## [Material shown]
»»

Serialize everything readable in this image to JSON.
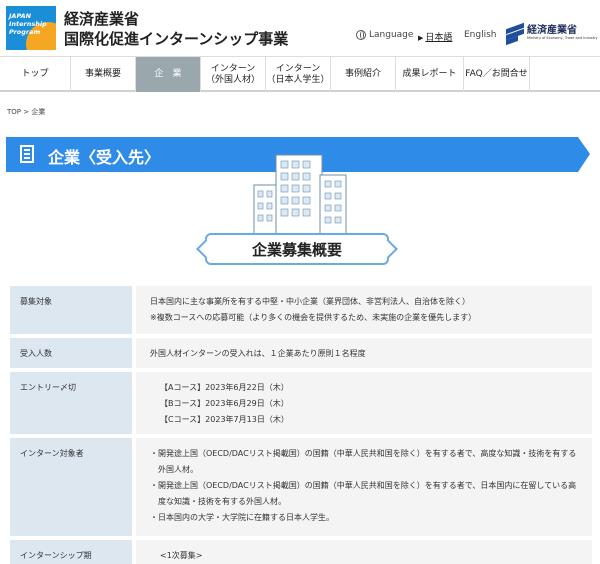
{
  "header": {
    "logo_lines": [
      "JAPAN",
      "Internship",
      "Program"
    ],
    "title_line1": "経済産業省",
    "title_line2": "国際化促進インターンシップ事業",
    "language_label": "Language",
    "lang_japanese": "日本語",
    "lang_english": "English",
    "ministry_name": "経済産業省",
    "ministry_sub": "Ministry of Economy, Trade and Industry"
  },
  "nav": {
    "items": [
      {
        "label": "トップ"
      },
      {
        "label": "事業概要"
      },
      {
        "label": "企　業"
      },
      {
        "label": "インターン\n（外国人材）"
      },
      {
        "label": "インターン\n（日本人学生）"
      },
      {
        "label": "事例紹介"
      },
      {
        "label": "成果レポート"
      },
      {
        "label": "FAQ／お問合せ"
      }
    ]
  },
  "breadcrumb": "TOP > 企業",
  "banner_title": "企業〈受入先〉",
  "overview_title": "企業募集概要",
  "table": {
    "rows": [
      {
        "label": "募集対象",
        "lines": [
          "日本国内に主な事業所を有する中堅・中小企業（業界団体、非営利法人、自治体を除く）",
          "※複数コースへの応募可能（より多くの機会を提供するため、未実施の企業を優先します）"
        ]
      },
      {
        "label": "受入人数",
        "lines": [
          "外国人材インターンの受入れは、１企業あたり原則１名程度"
        ]
      },
      {
        "label": "エントリー〆切",
        "lines": [
          "【Aコース】2023年6月22日（木）",
          "【Bコース】2023年6月29日（木）",
          "【Cコース】2023年7月13日（木）"
        ]
      },
      {
        "label": "インターン対象者",
        "lines": [
          "・開発途上国（OECD/DACリスト掲載国）の国籍（中華人民共和国を除く）を有する者で、高度な知識・技術を有する外国人材。",
          "・開発途上国（OECD/DACリスト掲載国）の国籍（中華人民共和国を除く）を有する者で、日本国内に在留している高度な知識・技術を有する外国人材。",
          "・日本国内の大学・大学院に在籍する日本人学生。"
        ]
      },
      {
        "label": "インターンシップ期",
        "lines": [
          "<1次募集>"
        ]
      }
    ]
  },
  "colors": {
    "banner": "#2f8be8",
    "nav_active": "#9aa7ad",
    "table_header": "#dde7f0",
    "table_cell": "#f4f4f4"
  }
}
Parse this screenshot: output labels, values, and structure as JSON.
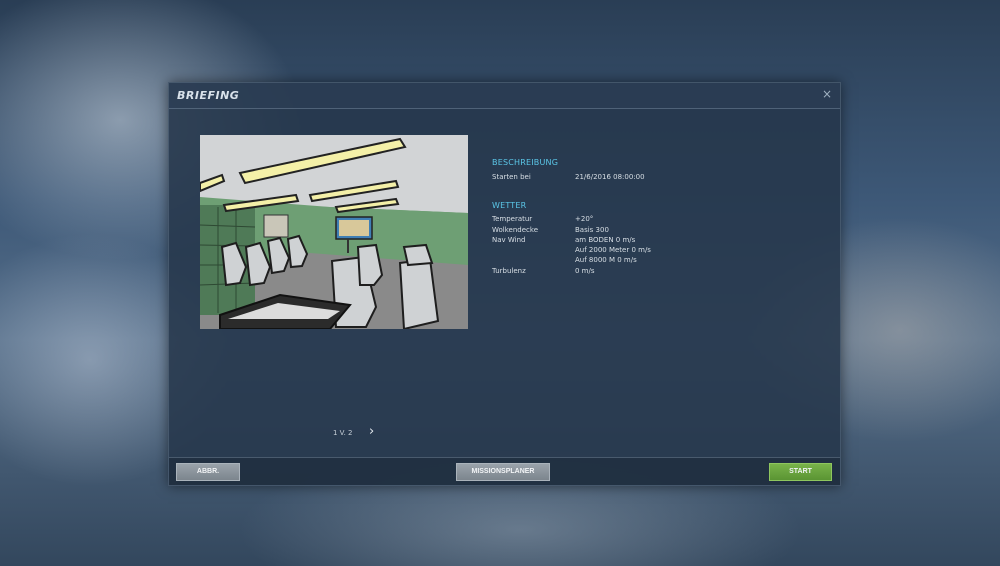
{
  "dialog": {
    "title": "BRIEFING",
    "close_glyph": "×"
  },
  "description": {
    "section_title": "BESCHREIBUNG",
    "start_label": "Starten bei",
    "start_value": "21/6/2016  08:00:00"
  },
  "weather": {
    "section_title": "WETTER",
    "temperature_label": "Temperatur",
    "temperature_value": "+20°",
    "clouds_label": "Wolkendecke",
    "clouds_value": "Basis 300",
    "wind_label": "Nav Wind",
    "wind_values": [
      "am BODEN 0 m/s",
      "Auf 2000 Meter 0 m/s",
      "Auf 8000 M 0 m/s"
    ],
    "turbulence_label": "Turbulenz",
    "turbulence_value": "0 m/s"
  },
  "pager": {
    "text": "1 V. 2",
    "next_glyph": "›"
  },
  "footer": {
    "cancel_label": "ABBR.",
    "planner_label": "MISSIONSPLANER",
    "start_label": "START"
  },
  "colors": {
    "accent_title": "#5bc7e8",
    "start_button": "#6aa33e"
  },
  "icons": {
    "close": "close-icon",
    "next": "chevron-right-icon"
  }
}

««

## [Problem statement]
Select all lines with the word "中華人民共和国を除く" from the entries above.

## [Task result]
          "・開発途上国（OECD/DACリスト掲載国）の国籍（中華人民共和国を除く）を有する者で、高度な知識・技術を有する外国人材。",
          "・開発途上国（OECD/DACリスト掲載国）の国籍（中華人民共和国を除く）を有する者で、日本国内に在留している高度な知識・技術を有する外国人材。",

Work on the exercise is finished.